◆ **DESCRIPTION OF THE TASK**
Copy all lines in which the word "kind" can be found.

◆ **PROVIDED MATERIAL**
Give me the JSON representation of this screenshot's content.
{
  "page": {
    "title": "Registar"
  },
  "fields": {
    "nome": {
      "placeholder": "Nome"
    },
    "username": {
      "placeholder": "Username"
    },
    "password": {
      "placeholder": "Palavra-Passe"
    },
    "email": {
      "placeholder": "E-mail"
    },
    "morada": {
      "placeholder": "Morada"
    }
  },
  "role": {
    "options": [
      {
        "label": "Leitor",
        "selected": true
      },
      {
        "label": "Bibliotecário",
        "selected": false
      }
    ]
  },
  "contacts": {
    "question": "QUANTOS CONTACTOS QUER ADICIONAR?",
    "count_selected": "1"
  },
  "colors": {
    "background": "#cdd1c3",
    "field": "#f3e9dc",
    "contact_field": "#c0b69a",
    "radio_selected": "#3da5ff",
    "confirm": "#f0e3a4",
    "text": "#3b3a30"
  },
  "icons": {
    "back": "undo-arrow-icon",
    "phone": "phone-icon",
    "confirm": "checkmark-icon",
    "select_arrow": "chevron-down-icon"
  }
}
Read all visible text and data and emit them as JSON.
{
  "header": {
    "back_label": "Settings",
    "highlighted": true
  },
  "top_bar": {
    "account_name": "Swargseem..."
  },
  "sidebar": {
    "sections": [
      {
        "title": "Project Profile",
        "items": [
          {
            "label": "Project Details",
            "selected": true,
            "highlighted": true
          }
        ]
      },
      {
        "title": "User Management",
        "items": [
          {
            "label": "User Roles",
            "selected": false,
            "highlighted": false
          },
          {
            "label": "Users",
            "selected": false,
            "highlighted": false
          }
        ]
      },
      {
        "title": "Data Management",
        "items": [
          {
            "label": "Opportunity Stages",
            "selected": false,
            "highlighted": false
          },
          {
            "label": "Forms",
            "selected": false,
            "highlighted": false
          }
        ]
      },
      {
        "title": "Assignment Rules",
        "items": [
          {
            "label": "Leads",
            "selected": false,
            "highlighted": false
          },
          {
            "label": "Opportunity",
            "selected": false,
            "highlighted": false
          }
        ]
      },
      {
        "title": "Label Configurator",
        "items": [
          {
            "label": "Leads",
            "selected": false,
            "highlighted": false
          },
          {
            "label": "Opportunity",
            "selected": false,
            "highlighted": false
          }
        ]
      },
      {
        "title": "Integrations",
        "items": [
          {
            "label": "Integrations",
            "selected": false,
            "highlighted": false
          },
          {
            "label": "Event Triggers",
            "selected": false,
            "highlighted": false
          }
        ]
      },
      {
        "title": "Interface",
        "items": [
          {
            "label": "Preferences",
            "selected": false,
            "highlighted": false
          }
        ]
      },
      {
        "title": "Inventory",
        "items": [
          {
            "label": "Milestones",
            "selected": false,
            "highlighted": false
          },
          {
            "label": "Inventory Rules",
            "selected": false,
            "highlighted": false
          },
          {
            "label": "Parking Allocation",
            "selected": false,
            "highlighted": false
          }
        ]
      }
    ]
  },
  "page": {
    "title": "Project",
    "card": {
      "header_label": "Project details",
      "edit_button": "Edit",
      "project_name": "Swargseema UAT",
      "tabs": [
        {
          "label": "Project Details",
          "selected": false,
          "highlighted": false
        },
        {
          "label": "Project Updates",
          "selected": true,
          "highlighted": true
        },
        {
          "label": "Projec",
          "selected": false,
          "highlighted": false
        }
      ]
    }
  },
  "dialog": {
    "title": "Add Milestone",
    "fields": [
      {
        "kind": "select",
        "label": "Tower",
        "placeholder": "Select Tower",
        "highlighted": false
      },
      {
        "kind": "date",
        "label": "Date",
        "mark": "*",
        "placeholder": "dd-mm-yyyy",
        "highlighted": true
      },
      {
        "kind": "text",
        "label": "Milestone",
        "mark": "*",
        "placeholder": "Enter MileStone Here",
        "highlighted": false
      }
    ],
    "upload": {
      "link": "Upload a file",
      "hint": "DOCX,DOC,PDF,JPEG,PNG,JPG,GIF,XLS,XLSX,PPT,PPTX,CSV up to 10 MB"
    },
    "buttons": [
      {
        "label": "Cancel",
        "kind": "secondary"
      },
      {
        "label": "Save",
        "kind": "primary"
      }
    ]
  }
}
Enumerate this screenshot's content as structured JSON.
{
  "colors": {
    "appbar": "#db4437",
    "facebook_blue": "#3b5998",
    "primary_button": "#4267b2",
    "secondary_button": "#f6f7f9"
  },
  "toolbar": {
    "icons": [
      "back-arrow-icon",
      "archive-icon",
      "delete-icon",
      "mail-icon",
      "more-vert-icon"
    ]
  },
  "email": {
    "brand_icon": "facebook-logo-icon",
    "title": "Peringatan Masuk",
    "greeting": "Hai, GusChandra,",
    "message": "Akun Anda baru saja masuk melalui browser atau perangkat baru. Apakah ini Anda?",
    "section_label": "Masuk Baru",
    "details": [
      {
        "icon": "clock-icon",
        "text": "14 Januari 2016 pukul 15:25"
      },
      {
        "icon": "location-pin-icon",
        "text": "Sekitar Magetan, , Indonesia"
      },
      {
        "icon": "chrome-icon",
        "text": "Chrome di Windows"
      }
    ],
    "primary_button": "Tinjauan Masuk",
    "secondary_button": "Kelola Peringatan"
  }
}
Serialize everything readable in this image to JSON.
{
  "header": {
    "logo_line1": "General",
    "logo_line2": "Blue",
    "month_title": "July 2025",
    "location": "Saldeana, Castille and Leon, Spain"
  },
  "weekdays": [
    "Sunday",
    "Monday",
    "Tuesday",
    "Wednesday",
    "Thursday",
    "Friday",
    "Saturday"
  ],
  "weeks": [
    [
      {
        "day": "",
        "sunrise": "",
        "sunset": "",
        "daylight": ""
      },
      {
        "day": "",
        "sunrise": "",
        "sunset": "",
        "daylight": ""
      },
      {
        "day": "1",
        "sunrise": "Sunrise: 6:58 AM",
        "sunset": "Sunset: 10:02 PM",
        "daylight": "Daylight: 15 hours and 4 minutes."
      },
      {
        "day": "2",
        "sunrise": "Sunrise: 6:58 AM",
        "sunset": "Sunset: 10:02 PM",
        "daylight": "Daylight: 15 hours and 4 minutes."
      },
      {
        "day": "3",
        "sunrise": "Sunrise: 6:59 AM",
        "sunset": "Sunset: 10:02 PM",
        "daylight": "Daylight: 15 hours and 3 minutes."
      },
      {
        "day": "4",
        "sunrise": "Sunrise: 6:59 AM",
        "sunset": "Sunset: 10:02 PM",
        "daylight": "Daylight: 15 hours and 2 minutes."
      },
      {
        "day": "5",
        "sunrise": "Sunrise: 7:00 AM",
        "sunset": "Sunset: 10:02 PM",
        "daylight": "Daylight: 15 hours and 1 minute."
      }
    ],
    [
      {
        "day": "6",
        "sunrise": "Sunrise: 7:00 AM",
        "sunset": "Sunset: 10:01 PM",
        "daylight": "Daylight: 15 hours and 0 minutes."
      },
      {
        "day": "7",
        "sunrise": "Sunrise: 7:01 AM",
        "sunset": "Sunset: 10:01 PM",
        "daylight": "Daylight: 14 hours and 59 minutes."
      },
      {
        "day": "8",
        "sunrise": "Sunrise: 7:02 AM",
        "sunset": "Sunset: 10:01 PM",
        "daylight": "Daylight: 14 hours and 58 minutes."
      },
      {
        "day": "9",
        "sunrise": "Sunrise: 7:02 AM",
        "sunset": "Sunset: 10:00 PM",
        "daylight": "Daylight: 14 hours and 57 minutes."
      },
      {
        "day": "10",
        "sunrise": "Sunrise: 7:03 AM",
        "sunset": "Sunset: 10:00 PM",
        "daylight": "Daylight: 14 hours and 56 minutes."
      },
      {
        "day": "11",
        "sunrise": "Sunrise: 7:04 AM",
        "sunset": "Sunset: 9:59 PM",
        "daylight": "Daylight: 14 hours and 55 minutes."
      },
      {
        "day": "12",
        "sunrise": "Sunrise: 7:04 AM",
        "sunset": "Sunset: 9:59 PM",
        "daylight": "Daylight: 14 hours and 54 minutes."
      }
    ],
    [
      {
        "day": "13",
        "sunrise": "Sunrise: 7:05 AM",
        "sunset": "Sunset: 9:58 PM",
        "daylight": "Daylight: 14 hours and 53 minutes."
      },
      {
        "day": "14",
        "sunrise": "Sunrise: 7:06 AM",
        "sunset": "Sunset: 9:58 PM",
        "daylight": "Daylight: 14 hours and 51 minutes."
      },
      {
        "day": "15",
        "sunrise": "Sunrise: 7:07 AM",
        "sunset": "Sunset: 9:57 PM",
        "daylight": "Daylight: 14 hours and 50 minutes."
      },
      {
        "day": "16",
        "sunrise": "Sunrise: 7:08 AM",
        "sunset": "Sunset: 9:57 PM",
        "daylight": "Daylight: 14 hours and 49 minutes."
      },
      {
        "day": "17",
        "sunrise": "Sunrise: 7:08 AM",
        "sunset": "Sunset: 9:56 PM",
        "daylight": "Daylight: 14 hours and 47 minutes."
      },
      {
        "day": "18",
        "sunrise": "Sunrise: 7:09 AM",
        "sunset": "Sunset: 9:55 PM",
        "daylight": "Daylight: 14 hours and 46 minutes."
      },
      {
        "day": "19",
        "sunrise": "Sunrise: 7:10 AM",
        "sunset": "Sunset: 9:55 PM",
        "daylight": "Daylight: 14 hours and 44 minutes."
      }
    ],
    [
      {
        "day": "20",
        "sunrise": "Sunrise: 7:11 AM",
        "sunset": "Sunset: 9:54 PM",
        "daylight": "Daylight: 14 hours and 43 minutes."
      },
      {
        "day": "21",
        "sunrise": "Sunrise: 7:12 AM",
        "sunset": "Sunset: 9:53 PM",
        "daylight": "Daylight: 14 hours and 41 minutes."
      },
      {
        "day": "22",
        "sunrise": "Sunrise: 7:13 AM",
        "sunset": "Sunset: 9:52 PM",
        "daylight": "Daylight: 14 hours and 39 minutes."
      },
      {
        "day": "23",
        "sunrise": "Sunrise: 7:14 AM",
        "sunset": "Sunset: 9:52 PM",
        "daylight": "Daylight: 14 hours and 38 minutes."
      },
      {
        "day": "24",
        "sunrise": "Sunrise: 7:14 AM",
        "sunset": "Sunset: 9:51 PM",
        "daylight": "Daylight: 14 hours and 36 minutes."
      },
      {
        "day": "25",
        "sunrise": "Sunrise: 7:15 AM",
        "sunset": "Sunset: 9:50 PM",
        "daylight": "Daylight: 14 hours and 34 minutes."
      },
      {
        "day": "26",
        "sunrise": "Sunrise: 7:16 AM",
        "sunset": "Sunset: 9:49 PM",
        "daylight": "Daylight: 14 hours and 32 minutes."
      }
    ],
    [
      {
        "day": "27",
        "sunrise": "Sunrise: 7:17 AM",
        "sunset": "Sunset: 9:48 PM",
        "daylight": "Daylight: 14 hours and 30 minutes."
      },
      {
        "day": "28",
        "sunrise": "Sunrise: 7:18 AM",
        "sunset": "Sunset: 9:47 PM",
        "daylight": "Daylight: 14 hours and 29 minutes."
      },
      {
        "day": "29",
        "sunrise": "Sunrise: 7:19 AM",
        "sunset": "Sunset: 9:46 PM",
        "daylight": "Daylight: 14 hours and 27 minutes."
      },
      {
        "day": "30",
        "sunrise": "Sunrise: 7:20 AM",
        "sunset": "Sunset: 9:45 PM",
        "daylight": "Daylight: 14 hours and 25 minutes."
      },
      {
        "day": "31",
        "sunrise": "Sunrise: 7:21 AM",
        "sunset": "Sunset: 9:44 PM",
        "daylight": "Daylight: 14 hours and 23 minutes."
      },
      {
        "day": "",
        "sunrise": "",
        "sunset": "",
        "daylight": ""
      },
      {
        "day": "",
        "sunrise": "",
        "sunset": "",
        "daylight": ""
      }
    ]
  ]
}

◆ **OUTPUT FOR THIS EXERCISE**
        "kind": "select",
        "kind": "date",
        "kind": "text",
        "kind": "secondary"
        "kind": "primary"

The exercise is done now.